# [Task objective]
Return every record exactly as written.

╭─ Provided material

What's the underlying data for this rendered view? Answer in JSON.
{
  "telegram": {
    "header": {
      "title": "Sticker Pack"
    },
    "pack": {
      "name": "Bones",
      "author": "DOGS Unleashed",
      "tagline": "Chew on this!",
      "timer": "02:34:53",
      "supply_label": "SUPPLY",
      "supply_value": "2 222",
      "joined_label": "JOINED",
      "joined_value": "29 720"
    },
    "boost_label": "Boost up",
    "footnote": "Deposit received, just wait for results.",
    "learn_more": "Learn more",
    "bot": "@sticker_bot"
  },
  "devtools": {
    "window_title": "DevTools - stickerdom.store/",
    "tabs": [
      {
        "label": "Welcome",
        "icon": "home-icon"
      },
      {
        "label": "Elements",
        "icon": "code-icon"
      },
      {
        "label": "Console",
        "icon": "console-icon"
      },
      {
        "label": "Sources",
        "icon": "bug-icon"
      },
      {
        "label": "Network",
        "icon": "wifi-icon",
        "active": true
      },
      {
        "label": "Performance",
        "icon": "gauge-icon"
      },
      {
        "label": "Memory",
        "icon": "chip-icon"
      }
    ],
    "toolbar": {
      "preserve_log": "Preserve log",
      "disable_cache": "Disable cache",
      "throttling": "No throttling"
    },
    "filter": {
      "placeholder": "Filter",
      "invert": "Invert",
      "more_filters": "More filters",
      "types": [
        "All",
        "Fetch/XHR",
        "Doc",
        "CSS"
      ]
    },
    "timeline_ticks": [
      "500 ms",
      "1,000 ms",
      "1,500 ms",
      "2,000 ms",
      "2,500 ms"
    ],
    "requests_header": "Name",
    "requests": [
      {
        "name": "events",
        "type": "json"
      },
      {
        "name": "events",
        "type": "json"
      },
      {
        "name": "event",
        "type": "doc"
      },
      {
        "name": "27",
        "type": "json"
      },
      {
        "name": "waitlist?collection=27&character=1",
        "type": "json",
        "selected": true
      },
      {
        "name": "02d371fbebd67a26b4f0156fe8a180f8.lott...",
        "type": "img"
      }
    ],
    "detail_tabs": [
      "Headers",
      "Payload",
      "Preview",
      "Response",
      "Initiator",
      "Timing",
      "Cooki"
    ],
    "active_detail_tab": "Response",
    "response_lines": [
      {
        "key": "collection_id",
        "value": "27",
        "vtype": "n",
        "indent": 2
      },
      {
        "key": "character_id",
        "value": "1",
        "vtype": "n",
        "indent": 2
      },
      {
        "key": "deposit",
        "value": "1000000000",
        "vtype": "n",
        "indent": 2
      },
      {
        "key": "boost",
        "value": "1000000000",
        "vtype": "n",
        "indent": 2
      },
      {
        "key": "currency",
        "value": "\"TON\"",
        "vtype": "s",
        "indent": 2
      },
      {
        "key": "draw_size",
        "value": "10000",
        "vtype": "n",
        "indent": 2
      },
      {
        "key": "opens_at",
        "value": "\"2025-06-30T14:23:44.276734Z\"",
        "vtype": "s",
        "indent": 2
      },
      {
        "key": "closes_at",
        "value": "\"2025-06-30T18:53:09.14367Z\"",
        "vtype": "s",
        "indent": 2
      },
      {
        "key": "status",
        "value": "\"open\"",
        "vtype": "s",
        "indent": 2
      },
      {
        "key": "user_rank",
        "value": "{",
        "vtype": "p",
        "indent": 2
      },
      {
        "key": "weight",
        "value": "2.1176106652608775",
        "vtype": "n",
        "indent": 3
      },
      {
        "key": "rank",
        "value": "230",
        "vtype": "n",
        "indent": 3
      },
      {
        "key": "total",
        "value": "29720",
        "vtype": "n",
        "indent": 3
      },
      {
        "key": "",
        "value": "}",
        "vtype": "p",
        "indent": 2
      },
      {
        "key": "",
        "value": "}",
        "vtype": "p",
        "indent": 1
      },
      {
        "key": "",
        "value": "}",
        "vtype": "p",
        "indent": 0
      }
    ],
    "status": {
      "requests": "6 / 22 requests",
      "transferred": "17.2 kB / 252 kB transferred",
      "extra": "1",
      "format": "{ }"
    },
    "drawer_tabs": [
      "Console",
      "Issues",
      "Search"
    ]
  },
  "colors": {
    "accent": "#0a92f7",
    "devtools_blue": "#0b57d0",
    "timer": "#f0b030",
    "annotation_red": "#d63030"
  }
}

╰─

# [Solution to this task]
What's the underlying data for this rendered view? Answer in JSON.
{
  "telegram": {
    "header": {
      "title": "Sticker Pack"
    },
    "pack": {
      "name": "Bones",
      "author": "DOGS Unleashed",
      "tagline": "Chew on this!",
      "timer": "02:34:53",
      "supply_label": "SUPPLY",
      "supply_value": "2 222",
      "joined_label": "JOINED",
      "joined_value": "29 720"
    },
    "boost_label": "Boost up",
    "footnote": "Deposit received, just wait for results.",
    "learn_more": "Learn more",
    "bot": "@sticker_bot"
  },
  "devtools": {
    "window_title": "DevTools - stickerdom.store/",
    "tabs": [
      {
        "label": "Welcome",
        "icon": "home-icon"
      },
      {
        "label": "Elements",
        "icon": "code-icon"
      },
      {
        "label": "Console",
        "icon": "console-icon"
      },
      {
        "label": "Sources",
        "icon": "bug-icon"
      },
      {
        "label": "Network",
        "icon": "wifi-icon",
        "active": true
      },
      {
        "label": "Performance",
        "icon": "gauge-icon"
      },
      {
        "label": "Memory",
        "icon": "chip-icon"
      }
    ],
    "toolbar": {
      "preserve_log": "Preserve log",
      "disable_cache": "Disable cache",
      "throttling": "No throttling"
    },
    "filter": {
      "placeholder": "Filter",
      "invert": "Invert",
      "more_filters": "More filters",
      "types": [
        "All",
        "Fetch/XHR",
        "Doc",
        "CSS"
      ]
    },
    "timeline_ticks": [
      "500 ms",
      "1,000 ms",
      "1,500 ms",
      "2,000 ms",
      "2,500 ms"
    ],
    "requests_header": "Name",
    "requests": [
      {
        "name": "events",
        "type": "json"
      },
      {
        "name": "events",
        "type": "json"
      },
      {
        "name": "event",
        "type": "doc"
      },
      {
        "name": "27",
        "type": "json"
      },
      {
        "name": "waitlist?collection=27&character=1",
        "type": "json",
        "selected": true
      },
      {
        "name": "02d371fbebd67a26b4f0156fe8a180f8.lott...",
        "type": "img"
      }
    ],
    "detail_tabs": [
      "Headers",
      "Payload",
      "Preview",
      "Response",
      "Initiator",
      "Timing",
      "Cooki"
    ],
    "active_detail_tab": "Response",
    "response_lines": [
      {
        "key": "collection_id",
        "value": "27",
        "vtype": "n",
        "indent": 2
      },
      {
        "key": "character_id",
        "value": "1",
        "vtype": "n",
        "indent": 2
      },
      {
        "key": "deposit",
        "value": "1000000000",
        "vtype": "n",
        "indent": 2
      },
      {
        "key": "boost",
        "value": "1000000000",
        "vtype": "n",
        "indent": 2
      },
      {
        "key": "currency",
        "value": "\"TON\"",
        "vtype": "s",
        "indent": 2
      },
      {
        "key": "draw_size",
        "value": "10000",
        "vtype": "n",
        "indent": 2
      },
      {
        "key": "opens_at",
        "value": "\"2025-06-30T14:23:44.276734Z\"",
        "vtype": "s",
        "indent": 2
      },
      {
        "key": "closes_at",
        "value": "\"2025-06-30T18:53:09.14367Z\"",
        "vtype": "s",
        "indent": 2
      },
      {
        "key": "status",
        "value": "\"open\"",
        "vtype": "s",
        "indent": 2
      },
      {
        "key": "user_rank",
        "value": "{",
        "vtype": "p",
        "indent": 2
      },
      {
        "key": "weight",
        "value": "2.1176106652608775",
        "vtype": "n",
        "indent": 3
      },
      {
        "key": "rank",
        "value": "230",
        "vtype": "n",
        "indent": 3
      },
      {
        "key": "total",
        "value": "29720",
        "vtype": "n",
        "indent": 3
      },
      {
        "key": "",
        "value": "}",
        "vtype": "p",
        "indent": 2
      },
      {
        "key": "",
        "value": "}",
        "vtype": "p",
        "indent": 1
      },
      {
        "key": "",
        "value": "}",
        "vtype": "p",
        "indent": 0
      }
    ],
    "status": {
      "requests": "6 / 22 requests",
      "transferred": "17.2 kB / 252 kB transferred",
      "extra": "1",
      "format": "{ }"
    },
    "drawer_tabs": [
      "Console",
      "Issues",
      "Search"
    ]
  },
  "colors": {
    "accent": "#0a92f7",
    "devtools_blue": "#0b57d0",
    "timer": "#f0b030",
    "annotation_red": "#d63030"
  }
}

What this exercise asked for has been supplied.